Written request: The line containing "Convert this screenshot" and every line after it, through the last, are to be extracted exactly; no other lines belong in the answer.

Provided data:
================
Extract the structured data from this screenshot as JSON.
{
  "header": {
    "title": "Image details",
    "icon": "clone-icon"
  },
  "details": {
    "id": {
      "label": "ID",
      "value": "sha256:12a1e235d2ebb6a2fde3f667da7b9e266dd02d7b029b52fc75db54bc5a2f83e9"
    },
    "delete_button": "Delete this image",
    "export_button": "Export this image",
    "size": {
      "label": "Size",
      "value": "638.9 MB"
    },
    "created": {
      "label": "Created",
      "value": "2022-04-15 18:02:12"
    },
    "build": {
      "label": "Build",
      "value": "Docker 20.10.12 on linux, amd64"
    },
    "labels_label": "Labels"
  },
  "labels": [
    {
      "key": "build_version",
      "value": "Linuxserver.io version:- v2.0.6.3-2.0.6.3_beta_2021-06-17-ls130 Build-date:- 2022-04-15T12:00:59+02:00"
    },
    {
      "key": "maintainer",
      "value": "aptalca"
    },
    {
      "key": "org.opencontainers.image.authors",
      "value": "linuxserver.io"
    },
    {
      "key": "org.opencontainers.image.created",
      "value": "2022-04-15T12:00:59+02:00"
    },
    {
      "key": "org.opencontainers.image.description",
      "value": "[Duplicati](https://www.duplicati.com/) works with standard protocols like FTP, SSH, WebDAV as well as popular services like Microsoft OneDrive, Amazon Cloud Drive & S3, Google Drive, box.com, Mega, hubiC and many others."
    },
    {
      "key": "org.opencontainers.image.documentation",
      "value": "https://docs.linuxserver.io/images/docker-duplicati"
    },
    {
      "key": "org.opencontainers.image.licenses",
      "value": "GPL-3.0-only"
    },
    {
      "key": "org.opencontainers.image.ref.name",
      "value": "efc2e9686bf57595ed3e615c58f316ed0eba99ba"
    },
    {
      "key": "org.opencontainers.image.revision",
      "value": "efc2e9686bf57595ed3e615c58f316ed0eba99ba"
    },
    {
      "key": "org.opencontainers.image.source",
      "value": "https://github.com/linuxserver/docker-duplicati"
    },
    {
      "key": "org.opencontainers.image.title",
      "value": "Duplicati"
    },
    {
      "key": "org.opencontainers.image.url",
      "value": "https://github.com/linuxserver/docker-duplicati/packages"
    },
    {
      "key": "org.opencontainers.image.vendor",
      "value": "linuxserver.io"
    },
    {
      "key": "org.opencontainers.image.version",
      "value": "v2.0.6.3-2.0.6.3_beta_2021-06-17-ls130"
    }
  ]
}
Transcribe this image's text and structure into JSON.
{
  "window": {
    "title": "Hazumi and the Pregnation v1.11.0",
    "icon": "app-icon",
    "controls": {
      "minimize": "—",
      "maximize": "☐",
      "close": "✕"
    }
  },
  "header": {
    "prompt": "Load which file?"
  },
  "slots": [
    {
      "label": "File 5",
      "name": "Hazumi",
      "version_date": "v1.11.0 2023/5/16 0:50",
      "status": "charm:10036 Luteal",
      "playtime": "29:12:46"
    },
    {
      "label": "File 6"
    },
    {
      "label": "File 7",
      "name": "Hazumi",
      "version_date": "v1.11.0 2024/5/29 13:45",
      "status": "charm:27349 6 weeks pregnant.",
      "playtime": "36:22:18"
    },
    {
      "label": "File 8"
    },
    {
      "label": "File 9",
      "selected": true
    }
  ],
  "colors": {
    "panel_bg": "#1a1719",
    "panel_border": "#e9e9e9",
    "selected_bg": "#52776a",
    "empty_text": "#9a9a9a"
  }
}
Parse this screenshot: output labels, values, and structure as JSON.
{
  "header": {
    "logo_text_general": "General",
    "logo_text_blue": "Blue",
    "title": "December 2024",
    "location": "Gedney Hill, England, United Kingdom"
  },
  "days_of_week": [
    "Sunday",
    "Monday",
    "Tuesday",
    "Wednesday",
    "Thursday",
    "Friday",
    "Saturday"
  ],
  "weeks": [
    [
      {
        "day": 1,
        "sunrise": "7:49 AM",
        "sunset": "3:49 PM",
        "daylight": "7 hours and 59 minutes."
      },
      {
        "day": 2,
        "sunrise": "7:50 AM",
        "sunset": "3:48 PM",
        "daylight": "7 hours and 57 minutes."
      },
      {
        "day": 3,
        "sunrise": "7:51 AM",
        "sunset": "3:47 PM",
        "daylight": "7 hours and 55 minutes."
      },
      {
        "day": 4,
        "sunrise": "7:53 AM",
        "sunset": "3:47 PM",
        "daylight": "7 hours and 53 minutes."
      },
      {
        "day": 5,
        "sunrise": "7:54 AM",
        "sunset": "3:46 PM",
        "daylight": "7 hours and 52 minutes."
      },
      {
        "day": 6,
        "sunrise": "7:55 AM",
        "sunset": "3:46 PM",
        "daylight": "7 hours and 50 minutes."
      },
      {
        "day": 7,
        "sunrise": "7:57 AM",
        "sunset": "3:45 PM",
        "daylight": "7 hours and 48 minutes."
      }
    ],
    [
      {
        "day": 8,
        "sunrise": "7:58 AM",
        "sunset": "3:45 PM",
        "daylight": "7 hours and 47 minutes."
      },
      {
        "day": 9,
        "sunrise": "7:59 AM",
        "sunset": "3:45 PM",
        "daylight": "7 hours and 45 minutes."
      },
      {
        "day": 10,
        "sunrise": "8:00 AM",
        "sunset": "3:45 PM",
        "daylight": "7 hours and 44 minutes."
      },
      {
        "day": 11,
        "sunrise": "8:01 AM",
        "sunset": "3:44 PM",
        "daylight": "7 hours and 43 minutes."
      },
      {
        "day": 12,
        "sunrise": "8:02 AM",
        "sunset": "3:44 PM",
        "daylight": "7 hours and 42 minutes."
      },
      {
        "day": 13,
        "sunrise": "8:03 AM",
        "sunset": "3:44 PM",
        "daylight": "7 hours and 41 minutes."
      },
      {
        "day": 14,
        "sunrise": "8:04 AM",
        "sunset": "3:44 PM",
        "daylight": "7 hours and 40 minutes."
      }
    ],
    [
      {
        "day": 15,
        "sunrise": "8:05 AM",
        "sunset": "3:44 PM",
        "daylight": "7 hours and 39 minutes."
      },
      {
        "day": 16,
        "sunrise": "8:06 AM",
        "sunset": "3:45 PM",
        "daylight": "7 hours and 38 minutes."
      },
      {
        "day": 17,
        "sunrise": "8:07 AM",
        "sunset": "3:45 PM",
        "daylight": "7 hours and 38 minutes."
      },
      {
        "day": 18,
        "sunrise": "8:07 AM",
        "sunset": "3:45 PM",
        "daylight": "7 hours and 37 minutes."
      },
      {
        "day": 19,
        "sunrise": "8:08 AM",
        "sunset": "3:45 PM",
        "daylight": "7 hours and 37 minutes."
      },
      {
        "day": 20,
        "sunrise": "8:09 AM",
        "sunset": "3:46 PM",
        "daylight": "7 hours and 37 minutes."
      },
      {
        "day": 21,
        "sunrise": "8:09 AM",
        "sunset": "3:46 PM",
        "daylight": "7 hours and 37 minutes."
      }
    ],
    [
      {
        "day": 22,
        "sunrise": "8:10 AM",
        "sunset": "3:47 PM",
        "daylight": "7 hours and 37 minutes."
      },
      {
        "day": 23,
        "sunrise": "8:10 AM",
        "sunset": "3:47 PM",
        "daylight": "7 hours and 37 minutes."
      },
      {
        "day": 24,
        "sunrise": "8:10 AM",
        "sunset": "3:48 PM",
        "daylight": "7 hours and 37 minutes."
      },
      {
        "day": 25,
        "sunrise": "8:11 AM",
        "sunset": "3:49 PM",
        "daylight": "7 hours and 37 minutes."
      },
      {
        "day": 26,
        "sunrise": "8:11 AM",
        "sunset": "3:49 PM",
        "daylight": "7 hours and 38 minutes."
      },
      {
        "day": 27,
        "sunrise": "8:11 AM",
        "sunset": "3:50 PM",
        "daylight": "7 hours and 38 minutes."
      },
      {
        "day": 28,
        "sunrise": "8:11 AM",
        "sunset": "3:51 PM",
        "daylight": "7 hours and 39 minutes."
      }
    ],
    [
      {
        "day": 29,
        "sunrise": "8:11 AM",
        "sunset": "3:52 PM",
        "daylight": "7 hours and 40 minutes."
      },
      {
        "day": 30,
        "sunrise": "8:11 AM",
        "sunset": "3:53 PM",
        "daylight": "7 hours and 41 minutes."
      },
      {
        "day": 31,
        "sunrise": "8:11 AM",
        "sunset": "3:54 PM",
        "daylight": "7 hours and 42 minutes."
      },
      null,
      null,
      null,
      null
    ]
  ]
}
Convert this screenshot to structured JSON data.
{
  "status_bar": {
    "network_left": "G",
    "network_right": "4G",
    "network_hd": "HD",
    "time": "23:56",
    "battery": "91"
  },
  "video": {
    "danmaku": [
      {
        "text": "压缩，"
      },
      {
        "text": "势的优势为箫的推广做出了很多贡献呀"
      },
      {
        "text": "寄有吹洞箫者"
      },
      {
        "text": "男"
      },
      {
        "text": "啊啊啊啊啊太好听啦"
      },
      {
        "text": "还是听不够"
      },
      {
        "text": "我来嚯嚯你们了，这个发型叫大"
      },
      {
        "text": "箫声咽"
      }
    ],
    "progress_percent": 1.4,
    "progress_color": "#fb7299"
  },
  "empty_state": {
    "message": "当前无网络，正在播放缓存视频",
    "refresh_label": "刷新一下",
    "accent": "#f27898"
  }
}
================
Reply to the task:
Convert this screenshot to structured JSON data.
{
  "status_bar": {
    "network_left": "G",
    "network_right": "4G",
    "network_hd": "HD",
    "time": "23:56",
    "battery": "91"
  },
  "video": {
    "danmaku": [
      {
        "text": "压缩，"
      },
      {
        "text": "势的优势为箫的推广做出了很多贡献呀"
      },
      {
        "text": "寄有吹洞箫者"
      },
      {
        "text": "男"
      },
      {
        "text": "啊啊啊啊啊太好听啦"
      },
      {
        "text": "还是听不够"
      },
      {
        "text": "我来嚯嚯你们了，这个发型叫大"
      },
      {
        "text": "箫声咽"
      }
    ],
    "progress_percent": 1.4,
    "progress_color": "#fb7299"
  },
  "empty_state": {
    "message": "当前无网络，正在播放缓存视频",
    "refresh_label": "刷新一下",
    "accent": "#f27898"
  }
}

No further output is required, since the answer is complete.